(Collected data entries)
---------------

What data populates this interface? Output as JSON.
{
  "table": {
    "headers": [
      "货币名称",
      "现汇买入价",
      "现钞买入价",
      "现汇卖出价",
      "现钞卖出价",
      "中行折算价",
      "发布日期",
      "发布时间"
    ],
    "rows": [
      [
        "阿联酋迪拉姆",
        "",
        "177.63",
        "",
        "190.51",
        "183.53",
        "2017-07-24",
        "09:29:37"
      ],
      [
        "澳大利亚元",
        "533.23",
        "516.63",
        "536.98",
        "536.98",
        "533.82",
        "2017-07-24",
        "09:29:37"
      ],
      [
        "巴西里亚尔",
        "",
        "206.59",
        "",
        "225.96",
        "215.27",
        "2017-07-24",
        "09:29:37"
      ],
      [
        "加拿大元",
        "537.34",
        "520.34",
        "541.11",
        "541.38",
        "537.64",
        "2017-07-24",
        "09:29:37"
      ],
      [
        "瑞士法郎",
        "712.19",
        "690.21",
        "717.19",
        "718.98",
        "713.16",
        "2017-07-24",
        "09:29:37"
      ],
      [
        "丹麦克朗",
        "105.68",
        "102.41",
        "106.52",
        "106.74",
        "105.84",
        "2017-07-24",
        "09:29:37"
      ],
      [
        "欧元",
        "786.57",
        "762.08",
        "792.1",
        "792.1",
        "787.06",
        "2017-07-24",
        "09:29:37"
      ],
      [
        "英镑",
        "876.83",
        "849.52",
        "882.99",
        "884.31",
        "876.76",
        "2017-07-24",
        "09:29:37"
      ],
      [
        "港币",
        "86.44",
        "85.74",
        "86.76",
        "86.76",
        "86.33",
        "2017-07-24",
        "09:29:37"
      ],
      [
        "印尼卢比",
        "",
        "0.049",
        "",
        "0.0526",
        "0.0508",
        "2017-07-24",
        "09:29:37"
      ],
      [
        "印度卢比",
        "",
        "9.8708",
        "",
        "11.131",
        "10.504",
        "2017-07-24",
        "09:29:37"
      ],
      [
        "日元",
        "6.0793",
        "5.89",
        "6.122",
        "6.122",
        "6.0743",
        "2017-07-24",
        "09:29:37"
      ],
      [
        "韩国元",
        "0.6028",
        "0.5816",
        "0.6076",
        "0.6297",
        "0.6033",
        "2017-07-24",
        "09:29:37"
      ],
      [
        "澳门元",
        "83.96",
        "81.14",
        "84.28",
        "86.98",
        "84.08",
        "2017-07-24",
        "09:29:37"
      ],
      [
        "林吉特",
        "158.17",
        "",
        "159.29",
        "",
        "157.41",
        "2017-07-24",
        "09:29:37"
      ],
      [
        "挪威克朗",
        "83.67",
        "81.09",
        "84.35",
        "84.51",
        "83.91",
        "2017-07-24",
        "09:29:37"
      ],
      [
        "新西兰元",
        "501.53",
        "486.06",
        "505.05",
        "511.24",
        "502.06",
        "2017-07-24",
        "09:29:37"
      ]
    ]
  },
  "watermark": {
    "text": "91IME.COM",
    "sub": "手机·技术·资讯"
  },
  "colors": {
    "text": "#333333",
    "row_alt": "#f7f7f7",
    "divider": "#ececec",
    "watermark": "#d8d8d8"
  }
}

---------------

WRITTEN REQUEST:
The entries above must be returned in full, exactly as shown.

TASK RESPONSE:
What data populates this interface? Output as JSON.
{
  "table": {
    "headers": [
      "货币名称",
      "现汇买入价",
      "现钞买入价",
      "现汇卖出价",
      "现钞卖出价",
      "中行折算价",
      "发布日期",
      "发布时间"
    ],
    "rows": [
      [
        "阿联酋迪拉姆",
        "",
        "177.63",
        "",
        "190.51",
        "183.53",
        "2017-07-24",
        "09:29:37"
      ],
      [
        "澳大利亚元",
        "533.23",
        "516.63",
        "536.98",
        "536.98",
        "533.82",
        "2017-07-24",
        "09:29:37"
      ],
      [
        "巴西里亚尔",
        "",
        "206.59",
        "",
        "225.96",
        "215.27",
        "2017-07-24",
        "09:29:37"
      ],
      [
        "加拿大元",
        "537.34",
        "520.34",
        "541.11",
        "541.38",
        "537.64",
        "2017-07-24",
        "09:29:37"
      ],
      [
        "瑞士法郎",
        "712.19",
        "690.21",
        "717.19",
        "718.98",
        "713.16",
        "2017-07-24",
        "09:29:37"
      ],
      [
        "丹麦克朗",
        "105.68",
        "102.41",
        "106.52",
        "106.74",
        "105.84",
        "2017-07-24",
        "09:29:37"
      ],
      [
        "欧元",
        "786.57",
        "762.08",
        "792.1",
        "792.1",
        "787.06",
        "2017-07-24",
        "09:29:37"
      ],
      [
        "英镑",
        "876.83",
        "849.52",
        "882.99",
        "884.31",
        "876.76",
        "2017-07-24",
        "09:29:37"
      ],
      [
        "港币",
        "86.44",
        "85.74",
        "86.76",
        "86.76",
        "86.33",
        "2017-07-24",
        "09:29:37"
      ],
      [
        "印尼卢比",
        "",
        "0.049",
        "",
        "0.0526",
        "0.0508",
        "2017-07-24",
        "09:29:37"
      ],
      [
        "印度卢比",
        "",
        "9.8708",
        "",
        "11.131",
        "10.504",
        "2017-07-24",
        "09:29:37"
      ],
      [
        "日元",
        "6.0793",
        "5.89",
        "6.122",
        "6.122",
        "6.0743",
        "2017-07-24",
        "09:29:37"
      ],
      [
        "韩国元",
        "0.6028",
        "0.5816",
        "0.6076",
        "0.6297",
        "0.6033",
        "2017-07-24",
        "09:29:37"
      ],
      [
        "澳门元",
        "83.96",
        "81.14",
        "84.28",
        "86.98",
        "84.08",
        "2017-07-24",
        "09:29:37"
      ],
      [
        "林吉特",
        "158.17",
        "",
        "159.29",
        "",
        "157.41",
        "2017-07-24",
        "09:29:37"
      ],
      [
        "挪威克朗",
        "83.67",
        "81.09",
        "84.35",
        "84.51",
        "83.91",
        "2017-07-24",
        "09:29:37"
      ],
      [
        "新西兰元",
        "501.53",
        "486.06",
        "505.05",
        "511.24",
        "502.06",
        "2017-07-24",
        "09:29:37"
      ]
    ]
  },
  "watermark": {
    "text": "91IME.COM",
    "sub": "手机·技术·资讯"
  },
  "colors": {
    "text": "#333333",
    "row_alt": "#f7f7f7",
    "divider": "#ececec",
    "watermark": "#d8d8d8"
  }
}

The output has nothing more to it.